**Tugas:** Masukkan baris-baris item mulai dari baris yang memuat "- saved-queries-icon[interactable]: [581, 78, 594, 90]" sampai baris yang memuat "- code-filter-input[interactable]: [136, 119, 188, 132]", termasuk kedua baris itu, ke dalam tabel Markdown dengan kolom Nomor dan Isi Baris. Isi kolom Nomor dengan nomor urut, lalu lewati baris yang kosong.

========

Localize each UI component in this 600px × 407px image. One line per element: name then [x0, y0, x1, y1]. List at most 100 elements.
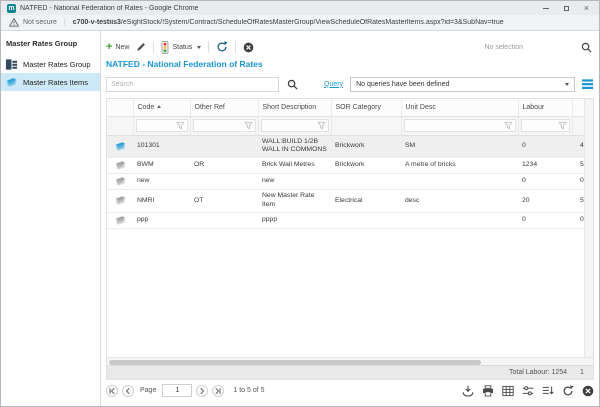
- saved-queries-icon[interactable]: [581, 78, 594, 90]
- sidebar-item-label: Master Rates Group: [23, 60, 91, 69]
- sidebar-item-master-rates-items[interactable]: Master Rates Items: [1, 73, 100, 91]
- toolbar-divider: [208, 41, 209, 53]
- new-button[interactable]: + New: [106, 42, 129, 53]
- funnel-icon[interactable]: [558, 121, 567, 130]
- column-header-unit-desc[interactable]: Unit Desc: [401, 99, 518, 116]
- edit-button[interactable]: [136, 42, 146, 52]
- cell-sor-category: Electrical: [331, 190, 401, 213]
- cell-sor-category: [331, 174, 401, 190]
- cell-short-description: WALL:BUILD 1/2B WALL IN COMMONS: [258, 135, 331, 158]
- cancel-icon: [243, 42, 254, 53]
- cell-code: 101301: [133, 135, 190, 158]
- record-range-label: 1 to 5 of 5: [233, 387, 264, 394]
- filter-row: [107, 116, 584, 135]
- table-row[interactable]: BWM OR Brick Wall Metres Brickwork A met…: [107, 158, 584, 174]
- column-header-code[interactable]: Code: [133, 99, 190, 116]
- next-page-button[interactable]: [196, 385, 208, 397]
- minimize-icon[interactable]: [543, 8, 549, 9]
- cell-unit-desc: [401, 174, 518, 190]
- column-header-sor-category[interactable]: SOR Category: [331, 99, 401, 116]
- column-header-other-ref[interactable]: Other Ref: [190, 99, 258, 116]
- page-title: NATFED - National Federation of Rates: [106, 59, 594, 69]
- page-label: Page: [140, 387, 156, 394]
- code-filter-input[interactable]: [136, 119, 188, 132]
- refresh-icon: [216, 41, 228, 53]
- cell-labour: 0: [518, 212, 572, 228]
- other-ref-filter-input[interactable]: [193, 119, 256, 132]
- cell-code: BWM: [133, 158, 190, 174]
- search-input[interactable]: [106, 77, 279, 92]
- pencil-icon: [136, 42, 146, 52]
- column-header-short-description[interactable]: Short Description: [258, 99, 331, 116]
- funnel-icon[interactable]: [244, 121, 253, 130]
- query-link[interactable]: Query: [324, 81, 343, 88]
- rate-item-icon-cell: [107, 158, 133, 174]
- query-select[interactable]: No queries have been defined: [350, 77, 575, 92]
- cancel-icon[interactable]: [582, 385, 594, 397]
- horizontal-scrollbar-thumb[interactable]: [109, 360, 481, 365]
- cell-sor-category: [331, 212, 401, 228]
- first-page-button[interactable]: [106, 385, 118, 397]
- rate-item-icon: [114, 195, 127, 206]
- labour-filter-input[interactable]: [521, 119, 570, 132]
- export-icon[interactable]: [462, 385, 474, 397]
- vertical-scrollbar[interactable]: [584, 99, 593, 357]
- table-row[interactable]: new new 0 0: [107, 174, 584, 190]
- refresh-icon[interactable]: [562, 385, 574, 397]
- status-button[interactable]: Status: [161, 41, 201, 54]
- rate-item-icon: [114, 160, 127, 171]
- sidebar-item-master-rates-group[interactable]: Master Rates Group: [1, 55, 100, 73]
- print-icon[interactable]: [482, 385, 494, 397]
- search-icon[interactable]: [581, 42, 592, 53]
- column-list-icon[interactable]: [542, 385, 554, 397]
- cell-short-description: pppp: [258, 212, 331, 228]
- funnel-icon[interactable]: [176, 121, 185, 130]
- cell-other-ref: [190, 212, 258, 228]
- table-row[interactable]: NMRI OT New Master Rate Item Electrical …: [107, 190, 584, 213]
- security-label[interactable]: Not secure: [23, 19, 57, 26]
- sidebar: Master Rates Group Master Rates Group Ma…: [1, 31, 101, 406]
- column-header-clipped: [572, 99, 584, 116]
- filter-settings-icon[interactable]: [522, 385, 534, 397]
- last-page-button[interactable]: [212, 385, 224, 397]
- main-panel: + New Status: [101, 31, 599, 406]
- plus-icon: +: [106, 42, 112, 53]
- url-separator: |: [64, 19, 66, 26]
- refresh-button[interactable]: [216, 41, 228, 53]
- cell-next-col-clipped: 0: [572, 212, 584, 228]
- table-row[interactable]: ppp pppp 0 0: [107, 212, 584, 228]
- maximize-icon[interactable]: [564, 6, 569, 11]
- column-header-labour[interactable]: Labour: [518, 99, 572, 116]
- address-bar[interactable]: Not secure | c700-v-testiis3/eSightStock…: [1, 15, 599, 31]
- short-description-filter-input[interactable]: [261, 119, 329, 132]
- cell-next-col-clipped: 4: [572, 135, 584, 158]
- rates-grid: Code Other Ref Short Description SOR Cat…: [106, 98, 594, 380]
- funnel-icon[interactable]: [504, 121, 513, 130]
- funnel-icon[interactable]: [317, 121, 326, 130]
- close-icon[interactable]: ×: [584, 4, 589, 13]
- sort-ascending-icon: [157, 105, 161, 108]
- table-row[interactable]: 101301 WALL:BUILD 1/2B WALL IN COMMONS B…: [107, 135, 584, 158]
- unit-desc-filter-input[interactable]: [404, 119, 516, 132]
- url-path: /eSightStock/!System/Contract/ScheduleOf…: [121, 19, 504, 26]
- window-controls: ×: [543, 4, 593, 13]
- cell-other-ref: OR: [190, 158, 258, 174]
- search-icon[interactable]: [287, 79, 298, 90]
- url-text[interactable]: c700-v-testiis3/eSightStock/!System/Cont…: [73, 19, 504, 26]
- page-number-input[interactable]: [162, 384, 192, 397]
- cell-short-description: new: [258, 174, 331, 190]
- rate-item-icon-cell: [107, 190, 133, 213]
- site-favicon: m: [7, 4, 16, 13]
- browser-titlebar: m NATFED - National Federation of Rates …: [1, 1, 599, 15]
- rates-table: Code Other Ref Short Description SOR Cat…: [107, 99, 585, 229]
- window-title: NATFED - National Federation of Rates - …: [20, 5, 539, 12]
- table-columns-icon[interactable]: [502, 385, 514, 397]
- cell-next-col-clipped: 5: [572, 190, 584, 213]
- toolbar-divider: [153, 41, 154, 53]
- horizontal-scrollbar[interactable]: [107, 357, 593, 365]
- cancel-button[interactable]: [243, 42, 254, 53]
- new-button-label: New: [115, 44, 129, 51]
- prev-page-button[interactable]: [122, 385, 134, 397]
- app-frame: Master Rates Group Master Rates Group Ma…: [1, 31, 599, 406]
- rate-item-icon-cell: [107, 135, 133, 158]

========

**Tugas Selesai:**
| Nomor | Isi Baris |
|---|---|
| 1 | - saved-queries-icon[interactable]: [581, 78, 594, 90] |
| 2 | - sidebar-item-label: Master Rates Group: [23, 60, 91, 69] |
| 3 | - sidebar-item-master-rates-items[interactable]: Master Rates Items: [1, 73, 100, 91] |
| 4 | - toolbar-divider: [208, 41, 209, 53] |
| 5 | - new-button[interactable]: + New: [106, 42, 129, 53] |
| 6 | - funnel-icon[interactable]: [558, 121, 567, 130] |
| 7 | - column-header-unit-desc[interactable]: Unit Desc: [401, 99, 518, 116] |
| 8 | - edit-button[interactable]: [136, 42, 146, 52] |
| 9 | - cell-sor-category: Electrical: [331, 190, 401, 213] |
| 10 | - cell-sor-category: [331, 174, 401, 190] |
| 11 | - cell-short-description: WALL:BUILD 1/2B WALL IN COMMONS: [258, 135, 331, 158] |
| 12 | - cancel-icon: [243, 42, 254, 53] |
| 13 | - cell-code: 101301: [133, 135, 190, 158] |
| 14 | - record-range-label: 1 to 5 of 5: [233, 387, 264, 394] |
| 15 | - filter-row: [107, 116, 584, 135] |
| 16 | - table-row[interactable]: BWM OR Brick Wall Metres Brickwork A met…: [107, 158, 584, 174] |
| 17 | - column-header-code[interactable]: Code: [133, 99, 190, 116] |
| 18 | - next-page-button[interactable]: [196, 385, 208, 397] |
| 19 | - minimize-icon[interactable]: [543, 8, 549, 9] |
| 20 | - cell-unit-desc: [401, 174, 518, 190] |
| 21 | - column-header-sor-category[interactable]: SOR Category: [331, 99, 401, 116] |
| 22 | - column-header-other-ref[interactable]: Other Ref: [190, 99, 258, 116] |
| 23 | - page-title: NATFED - National Federation of Rates: [106, 59, 594, 69] |
| 24 | - page-label: Page: [140, 387, 156, 394] |
| 25 | - code-filter-input[interactable]: [136, 119, 188, 132] |